# START OF Data entries

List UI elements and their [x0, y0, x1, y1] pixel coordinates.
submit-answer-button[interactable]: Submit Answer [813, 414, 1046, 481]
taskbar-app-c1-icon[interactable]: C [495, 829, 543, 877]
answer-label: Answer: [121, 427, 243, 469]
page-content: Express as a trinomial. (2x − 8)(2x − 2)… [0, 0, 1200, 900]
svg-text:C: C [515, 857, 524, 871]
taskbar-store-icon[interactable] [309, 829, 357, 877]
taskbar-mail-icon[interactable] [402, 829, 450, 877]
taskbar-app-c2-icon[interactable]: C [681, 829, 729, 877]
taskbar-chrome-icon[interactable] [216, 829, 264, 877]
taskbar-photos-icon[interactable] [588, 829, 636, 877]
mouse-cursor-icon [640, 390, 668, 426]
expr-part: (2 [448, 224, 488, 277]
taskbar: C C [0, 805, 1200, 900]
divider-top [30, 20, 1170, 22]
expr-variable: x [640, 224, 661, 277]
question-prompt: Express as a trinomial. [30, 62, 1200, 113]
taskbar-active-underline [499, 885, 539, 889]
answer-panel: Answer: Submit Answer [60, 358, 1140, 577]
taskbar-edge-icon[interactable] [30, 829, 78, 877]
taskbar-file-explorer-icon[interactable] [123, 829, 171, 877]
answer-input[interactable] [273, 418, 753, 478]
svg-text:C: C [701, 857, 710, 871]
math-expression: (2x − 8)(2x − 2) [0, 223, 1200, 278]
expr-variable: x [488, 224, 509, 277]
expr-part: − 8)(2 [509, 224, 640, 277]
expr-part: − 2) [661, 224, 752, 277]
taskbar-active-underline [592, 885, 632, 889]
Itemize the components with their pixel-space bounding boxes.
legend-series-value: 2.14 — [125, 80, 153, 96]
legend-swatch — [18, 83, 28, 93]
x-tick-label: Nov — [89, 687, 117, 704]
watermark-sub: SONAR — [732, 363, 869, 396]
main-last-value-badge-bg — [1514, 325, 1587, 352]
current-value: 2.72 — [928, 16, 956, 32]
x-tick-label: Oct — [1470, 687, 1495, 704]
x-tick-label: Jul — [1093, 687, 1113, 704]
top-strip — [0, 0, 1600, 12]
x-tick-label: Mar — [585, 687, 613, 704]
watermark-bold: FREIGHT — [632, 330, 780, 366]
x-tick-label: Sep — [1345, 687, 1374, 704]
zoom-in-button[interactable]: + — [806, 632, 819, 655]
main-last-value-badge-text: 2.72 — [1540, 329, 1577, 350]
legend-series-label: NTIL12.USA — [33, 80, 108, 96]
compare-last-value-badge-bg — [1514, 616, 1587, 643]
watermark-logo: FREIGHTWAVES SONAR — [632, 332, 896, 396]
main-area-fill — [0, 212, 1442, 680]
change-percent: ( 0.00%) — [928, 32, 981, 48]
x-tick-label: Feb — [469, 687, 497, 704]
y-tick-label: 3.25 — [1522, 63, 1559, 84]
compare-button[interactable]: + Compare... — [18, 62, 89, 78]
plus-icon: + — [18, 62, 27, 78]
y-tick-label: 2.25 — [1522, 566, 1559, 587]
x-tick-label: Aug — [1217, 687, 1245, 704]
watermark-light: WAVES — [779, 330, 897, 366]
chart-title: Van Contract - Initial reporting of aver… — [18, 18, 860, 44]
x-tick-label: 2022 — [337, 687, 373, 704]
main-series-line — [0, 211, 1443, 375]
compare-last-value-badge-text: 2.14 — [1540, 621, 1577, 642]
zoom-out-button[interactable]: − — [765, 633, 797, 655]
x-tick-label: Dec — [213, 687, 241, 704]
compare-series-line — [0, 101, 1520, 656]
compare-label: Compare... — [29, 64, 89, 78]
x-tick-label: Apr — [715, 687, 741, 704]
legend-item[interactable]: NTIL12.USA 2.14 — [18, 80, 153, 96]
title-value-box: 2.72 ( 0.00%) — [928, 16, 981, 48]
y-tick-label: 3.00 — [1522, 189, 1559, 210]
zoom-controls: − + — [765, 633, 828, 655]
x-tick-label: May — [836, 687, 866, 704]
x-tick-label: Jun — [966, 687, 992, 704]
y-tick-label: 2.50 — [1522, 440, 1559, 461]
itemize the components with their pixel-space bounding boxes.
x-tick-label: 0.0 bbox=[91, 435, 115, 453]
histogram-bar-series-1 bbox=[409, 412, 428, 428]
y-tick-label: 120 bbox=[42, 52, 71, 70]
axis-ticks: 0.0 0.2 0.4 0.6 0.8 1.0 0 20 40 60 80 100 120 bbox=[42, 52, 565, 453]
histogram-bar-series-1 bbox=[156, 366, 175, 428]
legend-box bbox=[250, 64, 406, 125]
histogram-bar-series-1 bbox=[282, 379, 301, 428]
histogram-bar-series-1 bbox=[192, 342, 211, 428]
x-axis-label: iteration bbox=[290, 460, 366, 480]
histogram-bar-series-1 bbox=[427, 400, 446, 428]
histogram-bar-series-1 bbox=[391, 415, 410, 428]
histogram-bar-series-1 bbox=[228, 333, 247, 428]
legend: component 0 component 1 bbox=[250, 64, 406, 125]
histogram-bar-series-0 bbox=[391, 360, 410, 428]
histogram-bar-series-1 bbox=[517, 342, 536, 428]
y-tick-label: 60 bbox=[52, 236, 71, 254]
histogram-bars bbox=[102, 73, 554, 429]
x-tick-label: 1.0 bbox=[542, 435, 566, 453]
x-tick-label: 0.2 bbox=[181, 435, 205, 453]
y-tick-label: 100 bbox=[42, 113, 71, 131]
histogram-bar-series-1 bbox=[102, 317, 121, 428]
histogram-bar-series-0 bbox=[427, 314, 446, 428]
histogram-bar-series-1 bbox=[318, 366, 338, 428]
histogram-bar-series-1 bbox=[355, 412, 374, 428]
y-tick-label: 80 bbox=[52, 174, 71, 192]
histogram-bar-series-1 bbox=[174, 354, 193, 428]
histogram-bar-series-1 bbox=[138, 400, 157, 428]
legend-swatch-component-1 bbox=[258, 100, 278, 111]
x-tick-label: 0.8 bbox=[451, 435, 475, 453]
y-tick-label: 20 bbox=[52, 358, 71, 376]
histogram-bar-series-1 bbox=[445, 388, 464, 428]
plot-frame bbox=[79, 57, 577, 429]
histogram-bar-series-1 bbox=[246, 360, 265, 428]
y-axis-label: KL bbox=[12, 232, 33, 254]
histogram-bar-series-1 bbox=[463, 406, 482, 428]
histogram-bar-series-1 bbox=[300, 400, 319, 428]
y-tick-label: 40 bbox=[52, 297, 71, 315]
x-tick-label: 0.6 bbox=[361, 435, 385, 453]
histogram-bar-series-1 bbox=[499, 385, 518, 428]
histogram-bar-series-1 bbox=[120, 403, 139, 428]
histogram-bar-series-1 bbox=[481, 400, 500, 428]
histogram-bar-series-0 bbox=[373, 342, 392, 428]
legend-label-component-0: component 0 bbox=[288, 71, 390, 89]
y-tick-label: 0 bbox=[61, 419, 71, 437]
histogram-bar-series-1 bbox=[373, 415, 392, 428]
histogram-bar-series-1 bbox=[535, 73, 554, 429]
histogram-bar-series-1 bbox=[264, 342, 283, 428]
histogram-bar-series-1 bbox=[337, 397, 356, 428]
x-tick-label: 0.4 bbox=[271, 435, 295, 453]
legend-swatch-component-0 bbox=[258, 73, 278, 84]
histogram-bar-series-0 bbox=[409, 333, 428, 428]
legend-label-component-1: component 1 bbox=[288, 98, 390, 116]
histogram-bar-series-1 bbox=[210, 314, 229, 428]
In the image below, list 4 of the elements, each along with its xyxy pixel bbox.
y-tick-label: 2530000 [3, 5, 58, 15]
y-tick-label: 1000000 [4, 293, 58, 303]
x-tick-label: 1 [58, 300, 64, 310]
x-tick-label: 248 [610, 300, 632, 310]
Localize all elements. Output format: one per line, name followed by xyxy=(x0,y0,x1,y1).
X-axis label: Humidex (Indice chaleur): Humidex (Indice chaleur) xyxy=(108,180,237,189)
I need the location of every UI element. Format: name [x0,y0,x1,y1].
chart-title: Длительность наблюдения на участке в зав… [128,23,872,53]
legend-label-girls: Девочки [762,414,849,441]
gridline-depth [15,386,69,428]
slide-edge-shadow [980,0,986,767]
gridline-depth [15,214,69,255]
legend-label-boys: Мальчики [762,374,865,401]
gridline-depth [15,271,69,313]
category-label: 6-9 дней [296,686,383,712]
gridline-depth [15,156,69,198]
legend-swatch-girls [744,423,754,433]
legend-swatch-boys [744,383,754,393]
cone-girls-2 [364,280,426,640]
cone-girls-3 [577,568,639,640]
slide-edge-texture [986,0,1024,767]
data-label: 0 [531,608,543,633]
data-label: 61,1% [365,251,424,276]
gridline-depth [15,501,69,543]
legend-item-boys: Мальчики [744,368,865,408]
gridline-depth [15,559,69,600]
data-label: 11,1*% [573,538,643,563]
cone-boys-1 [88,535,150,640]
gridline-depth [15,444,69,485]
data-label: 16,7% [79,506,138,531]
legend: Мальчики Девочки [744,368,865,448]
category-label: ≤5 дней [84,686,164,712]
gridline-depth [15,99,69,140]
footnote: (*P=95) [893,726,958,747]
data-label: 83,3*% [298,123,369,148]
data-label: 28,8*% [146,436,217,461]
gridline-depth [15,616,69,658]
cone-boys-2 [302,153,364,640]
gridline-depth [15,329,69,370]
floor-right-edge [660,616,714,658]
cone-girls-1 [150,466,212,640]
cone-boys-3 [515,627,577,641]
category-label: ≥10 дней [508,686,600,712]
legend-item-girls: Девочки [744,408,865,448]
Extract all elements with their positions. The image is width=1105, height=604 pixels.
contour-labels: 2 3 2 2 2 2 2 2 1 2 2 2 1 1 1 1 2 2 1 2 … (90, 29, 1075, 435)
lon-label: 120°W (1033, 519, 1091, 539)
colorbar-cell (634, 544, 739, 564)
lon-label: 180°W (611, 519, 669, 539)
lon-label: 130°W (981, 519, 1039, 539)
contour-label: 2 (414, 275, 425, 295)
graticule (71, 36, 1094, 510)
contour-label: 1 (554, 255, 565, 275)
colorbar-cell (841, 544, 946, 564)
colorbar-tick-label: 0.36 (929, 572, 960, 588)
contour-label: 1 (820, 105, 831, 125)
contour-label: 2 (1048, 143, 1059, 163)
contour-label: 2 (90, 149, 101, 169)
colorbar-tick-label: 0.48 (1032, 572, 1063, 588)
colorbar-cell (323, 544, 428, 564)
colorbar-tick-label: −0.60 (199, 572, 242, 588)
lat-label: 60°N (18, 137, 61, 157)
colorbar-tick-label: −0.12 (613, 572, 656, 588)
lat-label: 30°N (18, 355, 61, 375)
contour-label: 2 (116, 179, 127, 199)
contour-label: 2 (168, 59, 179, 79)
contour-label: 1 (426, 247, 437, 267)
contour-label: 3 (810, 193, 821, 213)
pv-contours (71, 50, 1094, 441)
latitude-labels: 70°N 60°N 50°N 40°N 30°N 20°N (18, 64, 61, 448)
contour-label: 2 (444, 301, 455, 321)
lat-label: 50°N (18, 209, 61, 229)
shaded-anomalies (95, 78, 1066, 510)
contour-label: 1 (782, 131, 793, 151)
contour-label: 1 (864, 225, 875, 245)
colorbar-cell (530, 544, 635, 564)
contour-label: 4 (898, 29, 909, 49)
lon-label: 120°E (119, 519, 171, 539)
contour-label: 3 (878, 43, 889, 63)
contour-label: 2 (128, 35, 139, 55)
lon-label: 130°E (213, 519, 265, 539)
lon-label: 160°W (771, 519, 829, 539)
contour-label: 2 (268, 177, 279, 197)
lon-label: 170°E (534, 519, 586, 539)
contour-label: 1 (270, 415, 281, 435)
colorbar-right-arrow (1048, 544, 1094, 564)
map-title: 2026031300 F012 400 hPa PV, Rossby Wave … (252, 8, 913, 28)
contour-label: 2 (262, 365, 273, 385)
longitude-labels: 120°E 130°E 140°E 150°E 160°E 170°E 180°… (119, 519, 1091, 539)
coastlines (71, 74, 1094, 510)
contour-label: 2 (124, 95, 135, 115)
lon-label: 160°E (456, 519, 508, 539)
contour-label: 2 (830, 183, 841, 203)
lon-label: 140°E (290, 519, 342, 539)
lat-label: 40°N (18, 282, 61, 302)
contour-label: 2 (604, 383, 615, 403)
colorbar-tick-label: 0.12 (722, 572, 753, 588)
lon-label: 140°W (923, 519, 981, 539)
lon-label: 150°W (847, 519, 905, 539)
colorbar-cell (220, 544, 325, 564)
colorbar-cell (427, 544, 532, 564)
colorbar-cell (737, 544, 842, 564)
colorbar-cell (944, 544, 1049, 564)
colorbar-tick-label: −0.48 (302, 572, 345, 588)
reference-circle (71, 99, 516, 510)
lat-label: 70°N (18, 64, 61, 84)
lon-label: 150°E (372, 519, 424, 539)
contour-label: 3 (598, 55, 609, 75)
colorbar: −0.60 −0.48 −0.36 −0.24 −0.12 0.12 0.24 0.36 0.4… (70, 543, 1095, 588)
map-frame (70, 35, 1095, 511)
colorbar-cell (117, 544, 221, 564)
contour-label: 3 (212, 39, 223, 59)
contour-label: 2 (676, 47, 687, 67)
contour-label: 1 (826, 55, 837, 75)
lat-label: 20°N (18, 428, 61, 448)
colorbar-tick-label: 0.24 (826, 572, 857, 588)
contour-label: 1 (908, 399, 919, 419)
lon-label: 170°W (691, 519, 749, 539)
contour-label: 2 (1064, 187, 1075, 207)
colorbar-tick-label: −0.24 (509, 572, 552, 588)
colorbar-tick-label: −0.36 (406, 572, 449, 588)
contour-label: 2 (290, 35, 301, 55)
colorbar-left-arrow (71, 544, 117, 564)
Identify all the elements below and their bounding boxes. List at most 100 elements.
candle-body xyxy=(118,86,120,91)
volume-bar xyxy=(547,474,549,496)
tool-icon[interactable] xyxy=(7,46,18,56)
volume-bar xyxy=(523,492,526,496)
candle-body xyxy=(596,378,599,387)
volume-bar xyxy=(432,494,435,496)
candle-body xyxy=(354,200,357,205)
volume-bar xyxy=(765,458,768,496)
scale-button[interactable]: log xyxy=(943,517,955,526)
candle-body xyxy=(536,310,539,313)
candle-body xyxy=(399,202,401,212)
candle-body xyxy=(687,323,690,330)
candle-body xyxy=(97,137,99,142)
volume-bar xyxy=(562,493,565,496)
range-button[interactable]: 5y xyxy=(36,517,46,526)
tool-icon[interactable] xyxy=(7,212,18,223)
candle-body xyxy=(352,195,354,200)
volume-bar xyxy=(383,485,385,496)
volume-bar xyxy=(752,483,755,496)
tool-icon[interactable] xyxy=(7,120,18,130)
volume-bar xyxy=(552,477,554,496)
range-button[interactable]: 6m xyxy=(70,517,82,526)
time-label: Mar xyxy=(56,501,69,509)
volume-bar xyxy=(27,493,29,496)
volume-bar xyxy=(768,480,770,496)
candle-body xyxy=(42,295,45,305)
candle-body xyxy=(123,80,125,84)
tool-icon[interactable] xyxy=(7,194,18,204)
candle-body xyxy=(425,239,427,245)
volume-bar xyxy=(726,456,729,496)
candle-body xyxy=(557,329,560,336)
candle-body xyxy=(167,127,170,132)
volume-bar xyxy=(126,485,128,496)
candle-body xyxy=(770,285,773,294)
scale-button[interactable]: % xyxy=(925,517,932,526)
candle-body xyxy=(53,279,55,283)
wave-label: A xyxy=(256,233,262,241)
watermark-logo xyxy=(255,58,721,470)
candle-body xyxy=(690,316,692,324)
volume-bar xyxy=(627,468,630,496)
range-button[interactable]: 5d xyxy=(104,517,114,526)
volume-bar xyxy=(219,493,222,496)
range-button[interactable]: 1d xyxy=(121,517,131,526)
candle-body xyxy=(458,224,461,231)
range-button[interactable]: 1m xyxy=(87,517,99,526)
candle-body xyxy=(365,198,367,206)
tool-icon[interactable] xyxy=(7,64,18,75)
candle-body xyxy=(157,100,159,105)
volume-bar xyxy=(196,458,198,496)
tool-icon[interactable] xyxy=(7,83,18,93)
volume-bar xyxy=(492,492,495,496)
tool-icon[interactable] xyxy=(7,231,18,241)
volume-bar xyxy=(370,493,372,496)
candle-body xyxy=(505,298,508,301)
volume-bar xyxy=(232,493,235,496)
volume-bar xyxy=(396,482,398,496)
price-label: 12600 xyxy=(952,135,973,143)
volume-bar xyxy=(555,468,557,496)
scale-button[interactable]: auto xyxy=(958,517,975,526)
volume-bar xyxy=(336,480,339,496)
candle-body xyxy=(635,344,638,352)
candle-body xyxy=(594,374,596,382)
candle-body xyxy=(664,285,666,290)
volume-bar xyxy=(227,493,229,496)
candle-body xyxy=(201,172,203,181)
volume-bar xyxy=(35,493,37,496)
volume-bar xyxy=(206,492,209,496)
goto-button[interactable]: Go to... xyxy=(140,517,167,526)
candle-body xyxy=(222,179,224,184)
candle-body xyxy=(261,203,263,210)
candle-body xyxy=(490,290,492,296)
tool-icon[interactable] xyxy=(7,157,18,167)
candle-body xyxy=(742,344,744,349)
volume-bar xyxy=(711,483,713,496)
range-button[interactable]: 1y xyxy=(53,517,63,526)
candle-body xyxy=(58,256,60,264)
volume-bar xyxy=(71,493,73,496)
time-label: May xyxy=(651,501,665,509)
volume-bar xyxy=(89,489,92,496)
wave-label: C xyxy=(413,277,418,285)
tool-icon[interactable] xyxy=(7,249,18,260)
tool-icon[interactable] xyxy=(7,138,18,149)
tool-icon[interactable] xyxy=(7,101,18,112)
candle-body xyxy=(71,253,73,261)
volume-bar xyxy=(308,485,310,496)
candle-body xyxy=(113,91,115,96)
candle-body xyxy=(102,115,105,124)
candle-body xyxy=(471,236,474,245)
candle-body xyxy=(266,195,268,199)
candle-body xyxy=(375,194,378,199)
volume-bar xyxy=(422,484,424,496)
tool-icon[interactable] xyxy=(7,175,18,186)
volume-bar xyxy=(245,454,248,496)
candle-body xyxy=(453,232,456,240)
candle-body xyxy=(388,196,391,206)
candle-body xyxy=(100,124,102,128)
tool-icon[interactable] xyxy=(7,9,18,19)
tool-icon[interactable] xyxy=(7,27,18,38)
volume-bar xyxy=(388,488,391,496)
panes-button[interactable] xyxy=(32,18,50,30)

# END OF Data entries

• Directions for this task:
Starting at the first line of the data and ending at the line containing "expr-part: − 8)(2 [509, 224, 640, 277]", give each line as a row of a Markdown table with the columns No. and Text, leaving out blank lines.

• Exercise answer:
| No. | Text |
|---|---|
| 1 | List UI elements and their [x0, y0, x1, y1] pixel coordinates. |
| 2 | submit-answer-button[interactable]: Submit Answer [813, 414, 1046, 481] |
| 3 | taskbar-app-c1-icon[interactable]: C [495, 829, 543, 877] |
| 4 | answer-label: Answer: [121, 427, 243, 469] |
| 5 | page-content: Express as a trinomial. (2x − 8)(2x − 2)… [0, 0, 1200, 900] |
| 6 | svg-text:C: C [515, 857, 524, 871] |
| 7 | taskbar-store-icon[interactable] [309, 829, 357, 877] |
| 8 | taskbar-mail-icon[interactable] [402, 829, 450, 877] |
| 9 | taskbar-app-c2-icon[interactable]: C [681, 829, 729, 877] |
| 10 | taskbar-chrome-icon[interactable] [216, 829, 264, 877] |
| 11 | taskbar-photos-icon[interactable] [588, 829, 636, 877] |
| 12 | mouse-cursor-icon [640, 390, 668, 426] |
| 13 | expr-part: (2 [448, 224, 488, 277] |
| 14 | taskbar: C C [0, 805, 1200, 900] |
| 15 | divider-top [30, 20, 1170, 22] |
| 16 | expr-variable: x [640, 224, 661, 277] |
| 17 | question-prompt: Express as a trinomial. [30, 62, 1200, 113] |
| 18 | taskbar-active-underline [499, 885, 539, 889] |
| 19 | answer-panel: Answer: Submit Answer [60, 358, 1140, 577] |
| 20 | taskbar-edge-icon[interactable] [30, 829, 78, 877] |
| 21 | taskbar-file-explorer-icon[interactable] [123, 829, 171, 877] |
| 22 | answer-input[interactable] [273, 418, 753, 478] |
| 23 | svg-text:C: C [701, 857, 710, 871] |
| 24 | math-expression: (2x − 8)(2x − 2) [0, 223, 1200, 278] |
| 25 | expr-variable: x [488, 224, 509, 277] |
| 26 | expr-part: − 8)(2 [509, 224, 640, 277] |